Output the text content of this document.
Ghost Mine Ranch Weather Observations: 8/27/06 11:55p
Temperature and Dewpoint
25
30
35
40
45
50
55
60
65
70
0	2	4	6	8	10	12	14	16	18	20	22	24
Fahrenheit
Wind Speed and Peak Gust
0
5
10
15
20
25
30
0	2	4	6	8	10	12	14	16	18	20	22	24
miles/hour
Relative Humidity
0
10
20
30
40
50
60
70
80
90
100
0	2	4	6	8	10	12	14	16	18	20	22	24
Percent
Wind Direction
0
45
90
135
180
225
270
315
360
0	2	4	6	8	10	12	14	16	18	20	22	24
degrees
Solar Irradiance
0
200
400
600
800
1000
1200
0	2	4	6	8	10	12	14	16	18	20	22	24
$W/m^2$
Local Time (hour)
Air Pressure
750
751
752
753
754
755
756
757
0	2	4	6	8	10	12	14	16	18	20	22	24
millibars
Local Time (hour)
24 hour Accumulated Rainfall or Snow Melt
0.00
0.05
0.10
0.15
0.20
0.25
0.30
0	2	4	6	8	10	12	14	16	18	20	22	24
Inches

========================

Pick out the lines above that hold the string "Wind" and show them.

Wind Speed and Peak Gust
Wind Direction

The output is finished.